### Exercise directions
Repeat every record below exactly as it appears.

— Begin —

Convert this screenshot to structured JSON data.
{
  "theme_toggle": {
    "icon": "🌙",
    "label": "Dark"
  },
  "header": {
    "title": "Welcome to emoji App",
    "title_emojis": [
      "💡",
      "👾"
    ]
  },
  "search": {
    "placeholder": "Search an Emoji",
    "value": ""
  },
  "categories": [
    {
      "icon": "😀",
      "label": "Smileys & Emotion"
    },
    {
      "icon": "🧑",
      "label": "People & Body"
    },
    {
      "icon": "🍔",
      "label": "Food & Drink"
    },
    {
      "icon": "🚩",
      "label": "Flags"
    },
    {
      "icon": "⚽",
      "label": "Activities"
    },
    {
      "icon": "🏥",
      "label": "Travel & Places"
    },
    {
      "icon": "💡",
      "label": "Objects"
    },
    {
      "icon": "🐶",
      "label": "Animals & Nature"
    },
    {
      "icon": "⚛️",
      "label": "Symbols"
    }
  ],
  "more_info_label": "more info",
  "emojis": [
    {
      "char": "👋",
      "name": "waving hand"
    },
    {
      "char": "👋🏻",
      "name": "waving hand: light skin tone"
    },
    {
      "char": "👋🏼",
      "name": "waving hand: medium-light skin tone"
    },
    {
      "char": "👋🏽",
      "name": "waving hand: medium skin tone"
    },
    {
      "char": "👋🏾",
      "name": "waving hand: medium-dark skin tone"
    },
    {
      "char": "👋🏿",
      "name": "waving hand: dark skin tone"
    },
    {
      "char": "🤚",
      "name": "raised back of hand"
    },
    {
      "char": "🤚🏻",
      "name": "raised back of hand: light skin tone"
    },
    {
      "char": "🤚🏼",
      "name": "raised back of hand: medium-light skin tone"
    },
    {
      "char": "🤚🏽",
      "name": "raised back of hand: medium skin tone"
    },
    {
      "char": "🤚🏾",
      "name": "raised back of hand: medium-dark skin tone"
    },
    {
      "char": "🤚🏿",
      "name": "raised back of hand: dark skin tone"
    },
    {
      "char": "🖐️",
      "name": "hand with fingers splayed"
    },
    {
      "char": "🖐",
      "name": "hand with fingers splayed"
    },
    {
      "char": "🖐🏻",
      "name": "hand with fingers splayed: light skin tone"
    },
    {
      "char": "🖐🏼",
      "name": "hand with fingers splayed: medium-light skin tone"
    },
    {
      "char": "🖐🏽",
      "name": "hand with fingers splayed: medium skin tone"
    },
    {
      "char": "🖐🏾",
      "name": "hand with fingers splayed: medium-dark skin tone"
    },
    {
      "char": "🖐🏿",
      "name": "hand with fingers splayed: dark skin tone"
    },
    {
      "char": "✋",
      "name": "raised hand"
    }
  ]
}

— End —

### Final answer
Convert this screenshot to structured JSON data.
{
  "theme_toggle": {
    "icon": "🌙",
    "label": "Dark"
  },
  "header": {
    "title": "Welcome to emoji App",
    "title_emojis": [
      "💡",
      "👾"
    ]
  },
  "search": {
    "placeholder": "Search an Emoji",
    "value": ""
  },
  "categories": [
    {
      "icon": "😀",
      "label": "Smileys & Emotion"
    },
    {
      "icon": "🧑",
      "label": "People & Body"
    },
    {
      "icon": "🍔",
      "label": "Food & Drink"
    },
    {
      "icon": "🚩",
      "label": "Flags"
    },
    {
      "icon": "⚽",
      "label": "Activities"
    },
    {
      "icon": "🏥",
      "label": "Travel & Places"
    },
    {
      "icon": "💡",
      "label": "Objects"
    },
    {
      "icon": "🐶",
      "label": "Animals & Nature"
    },
    {
      "icon": "⚛️",
      "label": "Symbols"
    }
  ],
  "more_info_label": "more info",
  "emojis": [
    {
      "char": "👋",
      "name": "waving hand"
    },
    {
      "char": "👋🏻",
      "name": "waving hand: light skin tone"
    },
    {
      "char": "👋🏼",
      "name": "waving hand: medium-light skin tone"
    },
    {
      "char": "👋🏽",
      "name": "waving hand: medium skin tone"
    },
    {
      "char": "👋🏾",
      "name": "waving hand: medium-dark skin tone"
    },
    {
      "char": "👋🏿",
      "name": "waving hand: dark skin tone"
    },
    {
      "char": "🤚",
      "name": "raised back of hand"
    },
    {
      "char": "🤚🏻",
      "name": "raised back of hand: light skin tone"
    },
    {
      "char": "🤚🏼",
      "name": "raised back of hand: medium-light skin tone"
    },
    {
      "char": "🤚🏽",
      "name": "raised back of hand: medium skin tone"
    },
    {
      "char": "🤚🏾",
      "name": "raised back of hand: medium-dark skin tone"
    },
    {
      "char": "🤚🏿",
      "name": "raised back of hand: dark skin tone"
    },
    {
      "char": "🖐️",
      "name": "hand with fingers splayed"
    },
    {
      "char": "🖐",
      "name": "hand with fingers splayed"
    },
    {
      "char": "🖐🏻",
      "name": "hand with fingers splayed: light skin tone"
    },
    {
      "char": "🖐🏼",
      "name": "hand with fingers splayed: medium-light skin tone"
    },
    {
      "char": "🖐🏽",
      "name": "hand with fingers splayed: medium skin tone"
    },
    {
      "char": "🖐🏾",
      "name": "hand with fingers splayed: medium-dark skin tone"
    },
    {
      "char": "🖐🏿",
      "name": "hand with fingers splayed: dark skin tone"
    },
    {
      "char": "✋",
      "name": "raised hand"
    }
  ]
}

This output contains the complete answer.